→ **TASK OBJECTIVE**
Look through the lines and report how many include the word "ammonium", giving nothing but the number.

→ **Extracted data entries**
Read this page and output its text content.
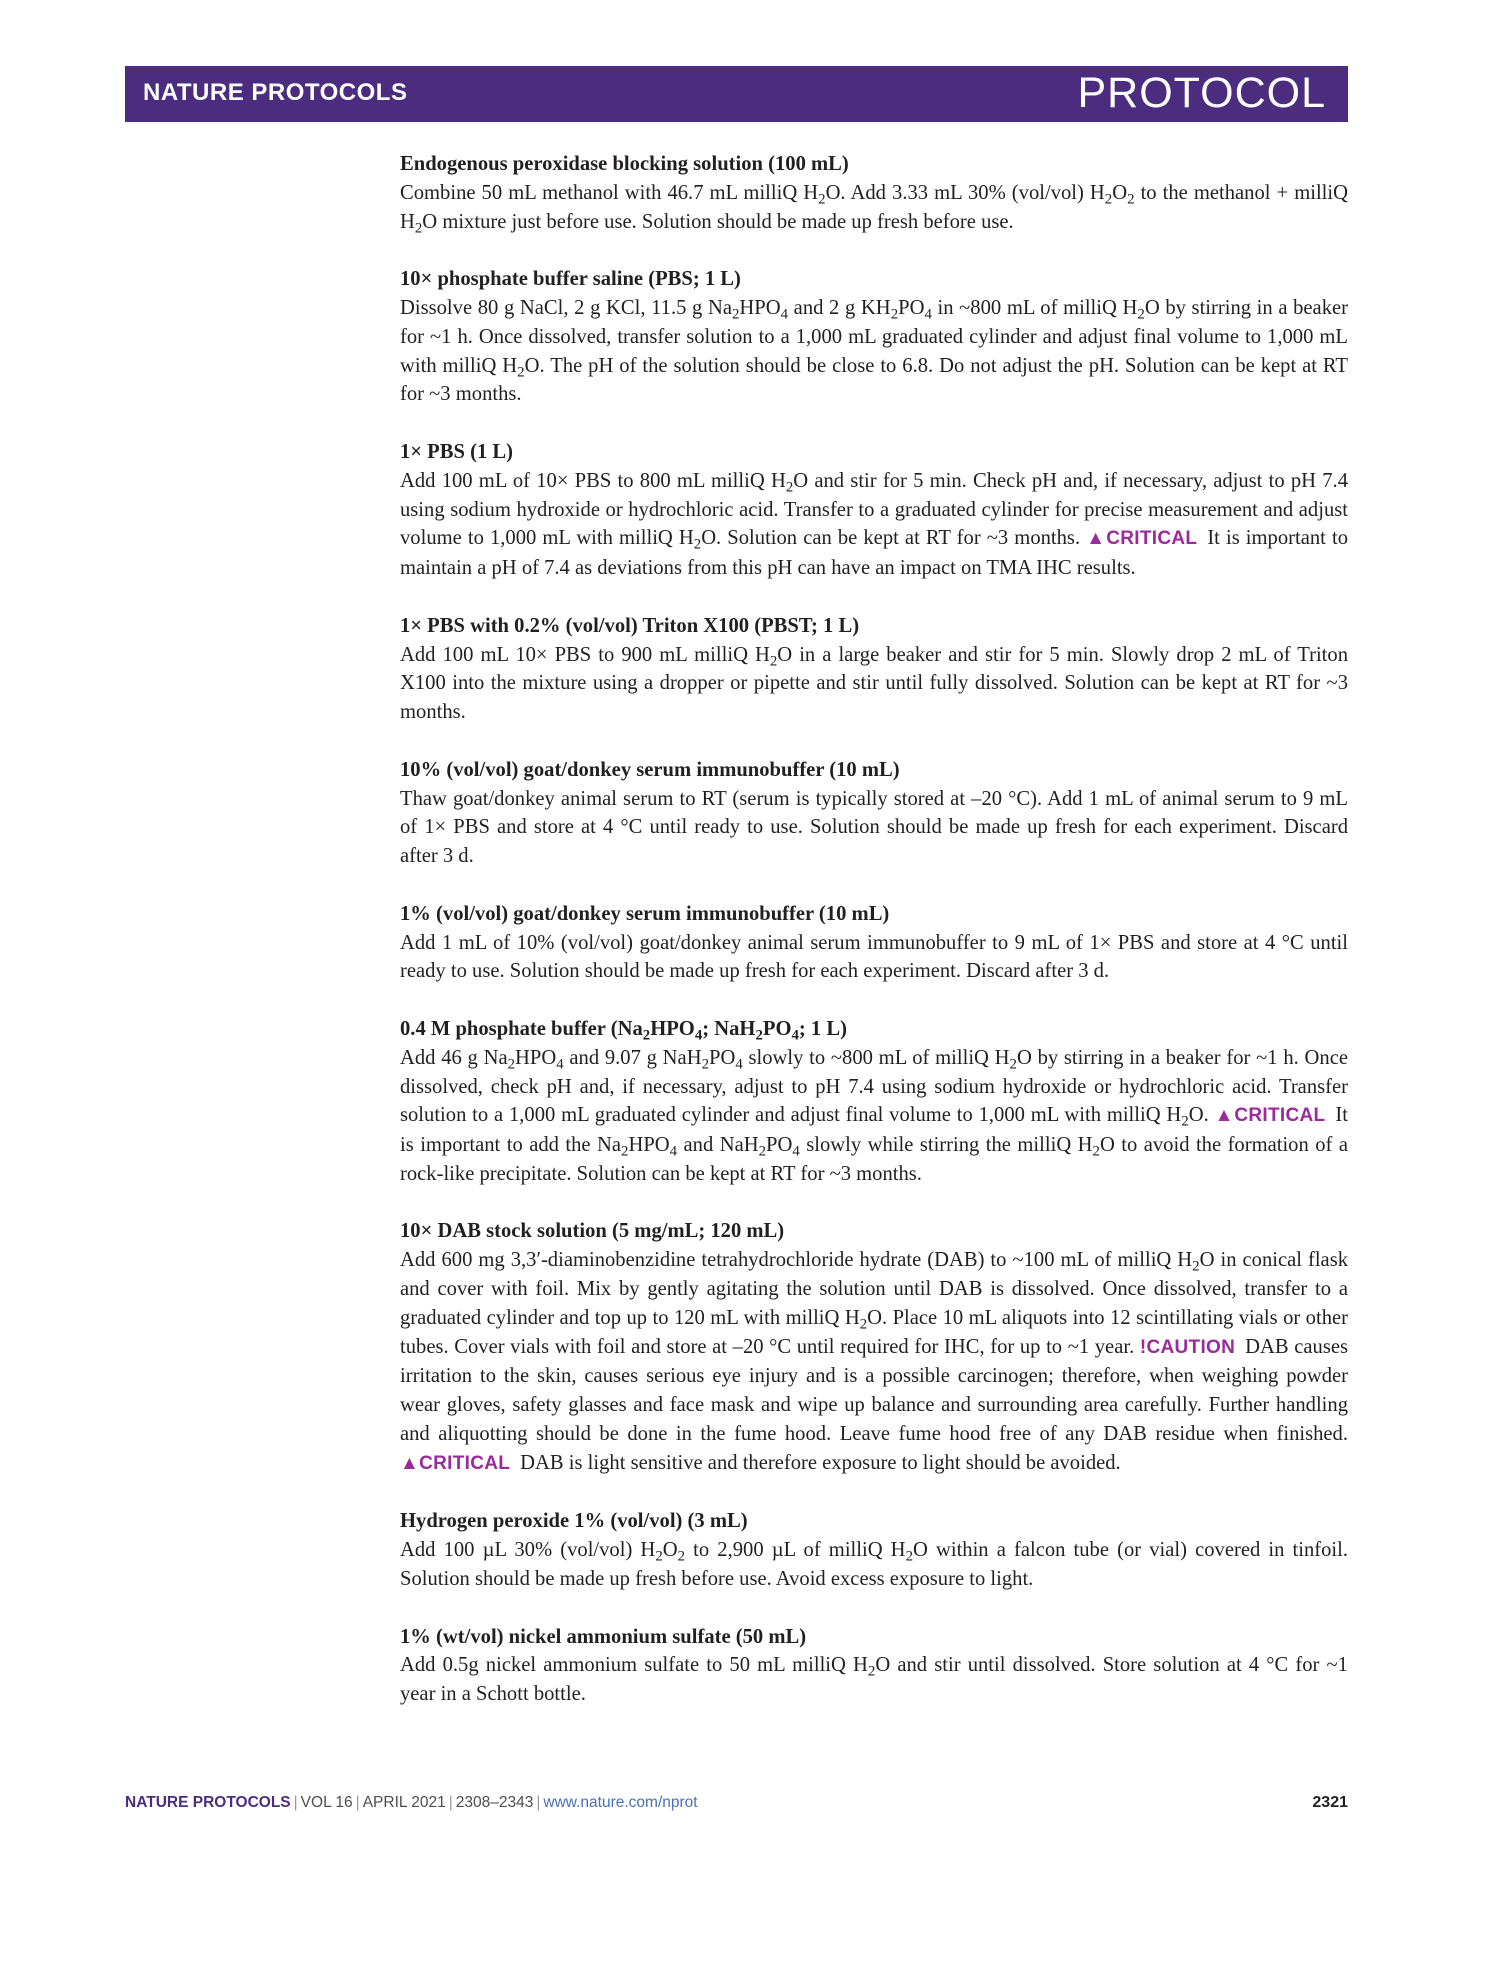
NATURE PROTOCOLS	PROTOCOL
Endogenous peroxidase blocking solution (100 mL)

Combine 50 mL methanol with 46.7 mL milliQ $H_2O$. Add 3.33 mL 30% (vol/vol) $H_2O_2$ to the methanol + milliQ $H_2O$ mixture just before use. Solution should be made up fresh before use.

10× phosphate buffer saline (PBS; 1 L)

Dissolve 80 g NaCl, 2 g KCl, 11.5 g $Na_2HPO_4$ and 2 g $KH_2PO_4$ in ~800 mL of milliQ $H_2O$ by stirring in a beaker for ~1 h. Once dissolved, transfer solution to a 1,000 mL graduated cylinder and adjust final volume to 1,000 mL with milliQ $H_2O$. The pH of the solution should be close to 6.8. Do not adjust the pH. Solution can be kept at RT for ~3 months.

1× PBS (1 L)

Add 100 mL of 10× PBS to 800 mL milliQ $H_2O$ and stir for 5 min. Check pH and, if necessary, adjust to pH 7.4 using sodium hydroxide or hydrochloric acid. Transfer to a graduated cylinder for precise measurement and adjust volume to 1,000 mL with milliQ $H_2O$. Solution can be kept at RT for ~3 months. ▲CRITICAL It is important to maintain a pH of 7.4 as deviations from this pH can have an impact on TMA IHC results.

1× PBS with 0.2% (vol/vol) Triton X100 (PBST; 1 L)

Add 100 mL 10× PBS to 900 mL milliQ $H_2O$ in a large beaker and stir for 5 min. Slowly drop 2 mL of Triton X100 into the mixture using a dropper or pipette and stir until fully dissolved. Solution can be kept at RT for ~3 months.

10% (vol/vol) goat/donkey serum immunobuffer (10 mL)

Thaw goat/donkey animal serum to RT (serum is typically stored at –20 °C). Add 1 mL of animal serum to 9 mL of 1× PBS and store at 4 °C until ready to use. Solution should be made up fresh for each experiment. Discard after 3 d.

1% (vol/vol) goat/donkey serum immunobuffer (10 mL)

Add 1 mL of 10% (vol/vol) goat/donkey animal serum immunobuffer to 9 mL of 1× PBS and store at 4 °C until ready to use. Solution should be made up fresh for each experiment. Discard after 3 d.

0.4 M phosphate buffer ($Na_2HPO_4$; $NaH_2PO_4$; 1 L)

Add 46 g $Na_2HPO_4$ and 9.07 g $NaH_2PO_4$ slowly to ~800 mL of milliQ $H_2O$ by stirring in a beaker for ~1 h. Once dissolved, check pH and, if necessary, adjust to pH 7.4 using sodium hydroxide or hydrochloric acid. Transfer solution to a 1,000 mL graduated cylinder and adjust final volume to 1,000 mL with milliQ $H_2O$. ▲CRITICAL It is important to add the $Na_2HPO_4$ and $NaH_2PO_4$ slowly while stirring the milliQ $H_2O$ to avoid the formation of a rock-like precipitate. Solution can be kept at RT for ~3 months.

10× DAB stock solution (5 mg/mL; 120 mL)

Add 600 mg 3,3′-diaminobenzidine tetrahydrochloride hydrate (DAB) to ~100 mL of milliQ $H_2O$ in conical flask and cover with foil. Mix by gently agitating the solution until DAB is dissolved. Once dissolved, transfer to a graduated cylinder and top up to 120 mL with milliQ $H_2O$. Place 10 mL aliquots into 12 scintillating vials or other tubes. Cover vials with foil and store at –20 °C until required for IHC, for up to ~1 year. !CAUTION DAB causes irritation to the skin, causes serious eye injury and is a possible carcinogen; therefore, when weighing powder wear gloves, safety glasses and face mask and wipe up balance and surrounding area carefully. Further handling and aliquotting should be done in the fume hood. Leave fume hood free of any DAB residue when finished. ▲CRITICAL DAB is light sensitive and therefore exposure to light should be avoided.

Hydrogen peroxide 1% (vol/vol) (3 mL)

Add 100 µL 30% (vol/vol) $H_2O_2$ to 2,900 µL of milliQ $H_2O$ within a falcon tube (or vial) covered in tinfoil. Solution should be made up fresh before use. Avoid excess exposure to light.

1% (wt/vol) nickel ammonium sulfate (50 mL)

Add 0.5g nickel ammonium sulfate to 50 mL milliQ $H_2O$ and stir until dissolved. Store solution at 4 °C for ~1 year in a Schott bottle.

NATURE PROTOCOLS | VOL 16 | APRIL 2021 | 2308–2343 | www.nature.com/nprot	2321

...

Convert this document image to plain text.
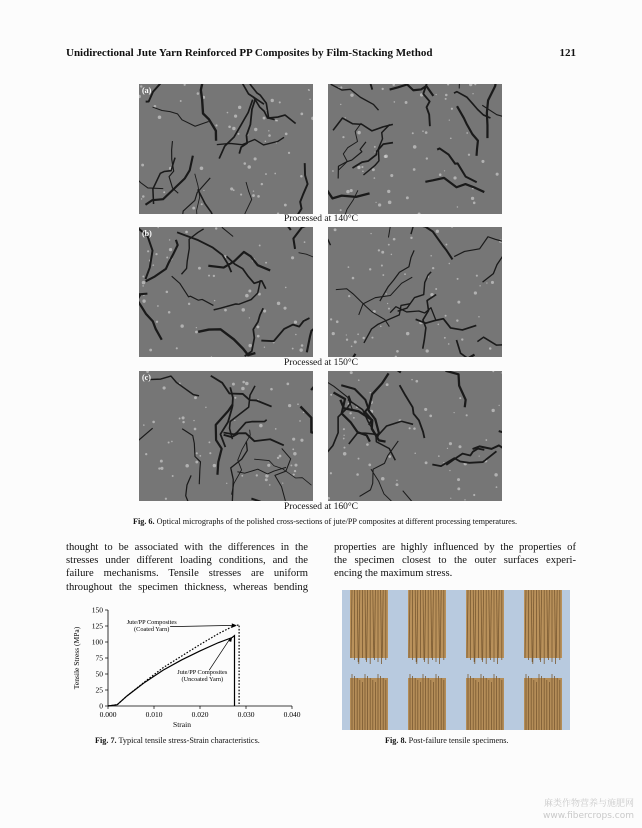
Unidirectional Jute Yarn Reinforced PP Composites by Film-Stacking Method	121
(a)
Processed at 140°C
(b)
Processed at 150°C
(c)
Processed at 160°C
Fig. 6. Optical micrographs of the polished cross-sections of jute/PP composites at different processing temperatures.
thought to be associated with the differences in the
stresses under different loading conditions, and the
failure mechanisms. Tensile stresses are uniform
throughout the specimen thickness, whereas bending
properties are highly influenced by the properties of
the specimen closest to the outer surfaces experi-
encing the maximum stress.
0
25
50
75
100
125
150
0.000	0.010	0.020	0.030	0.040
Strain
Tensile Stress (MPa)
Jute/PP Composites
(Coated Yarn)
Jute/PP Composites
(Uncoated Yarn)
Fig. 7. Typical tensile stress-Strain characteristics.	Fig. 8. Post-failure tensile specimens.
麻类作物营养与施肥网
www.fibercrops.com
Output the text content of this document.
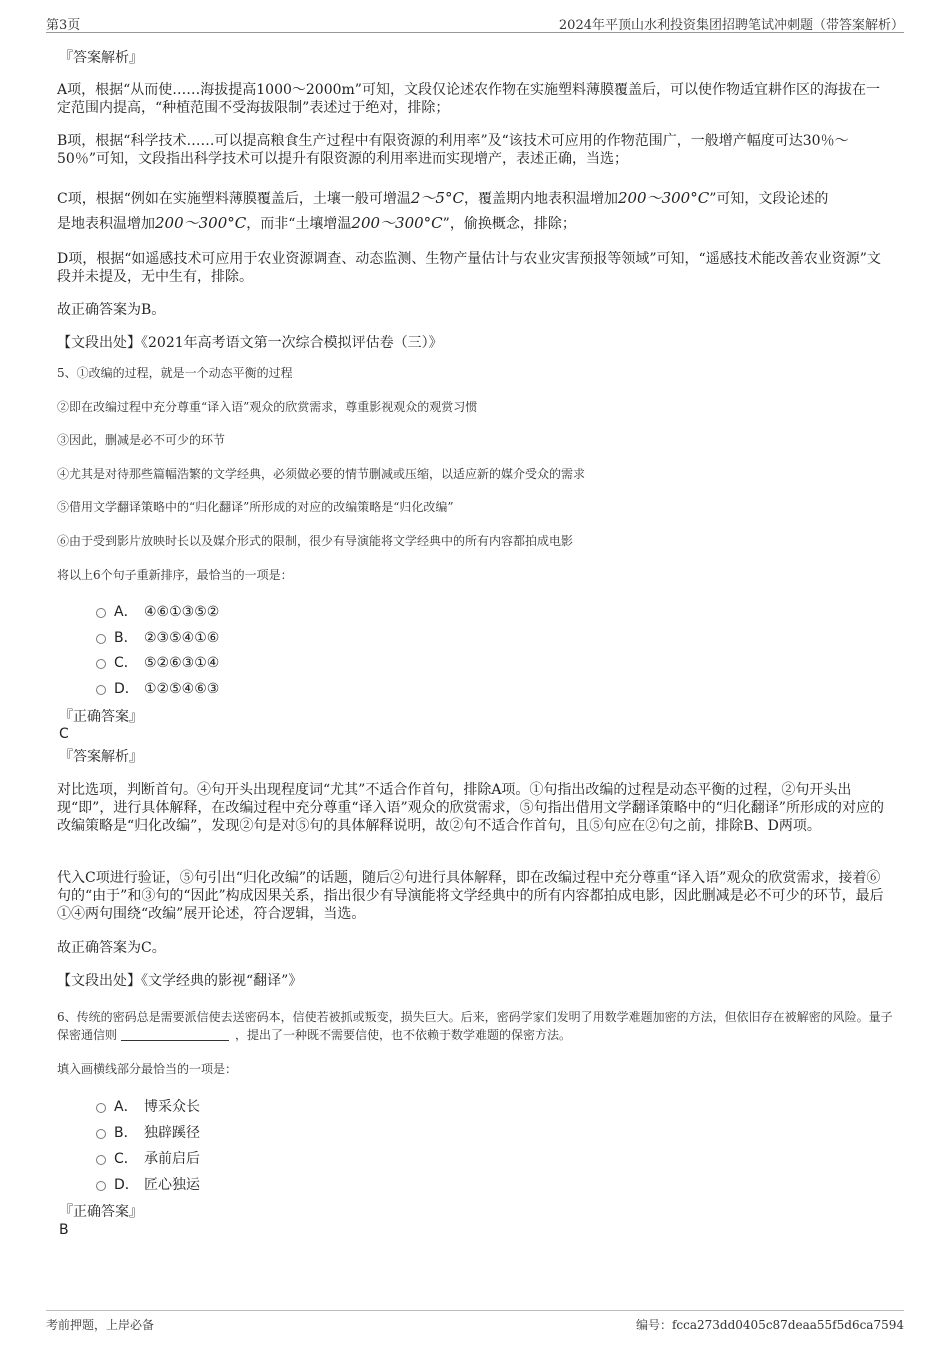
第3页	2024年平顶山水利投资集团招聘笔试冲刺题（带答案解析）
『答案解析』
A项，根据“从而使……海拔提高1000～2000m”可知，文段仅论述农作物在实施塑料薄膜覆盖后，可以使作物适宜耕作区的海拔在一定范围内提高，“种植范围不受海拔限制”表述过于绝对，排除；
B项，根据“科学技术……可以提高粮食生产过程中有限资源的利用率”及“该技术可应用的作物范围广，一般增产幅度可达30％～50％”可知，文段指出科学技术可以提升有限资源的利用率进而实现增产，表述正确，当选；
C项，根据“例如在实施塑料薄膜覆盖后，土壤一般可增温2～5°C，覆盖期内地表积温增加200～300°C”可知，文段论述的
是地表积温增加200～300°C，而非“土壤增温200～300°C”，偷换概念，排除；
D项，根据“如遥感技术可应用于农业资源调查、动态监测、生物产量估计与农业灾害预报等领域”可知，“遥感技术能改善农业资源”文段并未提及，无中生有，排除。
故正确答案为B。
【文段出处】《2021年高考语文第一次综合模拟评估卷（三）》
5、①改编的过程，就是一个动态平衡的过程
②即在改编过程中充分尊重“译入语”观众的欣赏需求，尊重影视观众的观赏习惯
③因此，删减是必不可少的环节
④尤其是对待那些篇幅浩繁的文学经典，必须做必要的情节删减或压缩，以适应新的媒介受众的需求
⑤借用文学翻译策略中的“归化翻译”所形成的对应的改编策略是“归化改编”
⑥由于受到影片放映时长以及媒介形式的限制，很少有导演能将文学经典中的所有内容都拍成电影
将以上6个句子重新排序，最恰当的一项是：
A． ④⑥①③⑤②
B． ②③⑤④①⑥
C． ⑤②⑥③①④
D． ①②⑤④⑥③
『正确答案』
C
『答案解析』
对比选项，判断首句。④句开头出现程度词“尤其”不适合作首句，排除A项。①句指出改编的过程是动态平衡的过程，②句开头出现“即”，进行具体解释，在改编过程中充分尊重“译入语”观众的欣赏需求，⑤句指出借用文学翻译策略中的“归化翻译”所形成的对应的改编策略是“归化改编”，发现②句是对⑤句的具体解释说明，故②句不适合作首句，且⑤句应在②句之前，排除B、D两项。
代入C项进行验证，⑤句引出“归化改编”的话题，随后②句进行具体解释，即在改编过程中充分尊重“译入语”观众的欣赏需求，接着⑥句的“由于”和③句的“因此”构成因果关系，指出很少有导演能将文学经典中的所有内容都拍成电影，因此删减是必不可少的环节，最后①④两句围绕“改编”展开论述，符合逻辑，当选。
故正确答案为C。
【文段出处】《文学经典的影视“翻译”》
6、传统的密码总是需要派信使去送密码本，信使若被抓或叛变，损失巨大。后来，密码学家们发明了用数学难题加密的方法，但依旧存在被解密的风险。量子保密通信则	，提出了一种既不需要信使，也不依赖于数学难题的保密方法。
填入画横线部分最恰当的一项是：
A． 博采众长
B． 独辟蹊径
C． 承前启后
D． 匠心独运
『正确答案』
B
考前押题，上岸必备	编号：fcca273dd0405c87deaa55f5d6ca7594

→ **THE REPLY**
2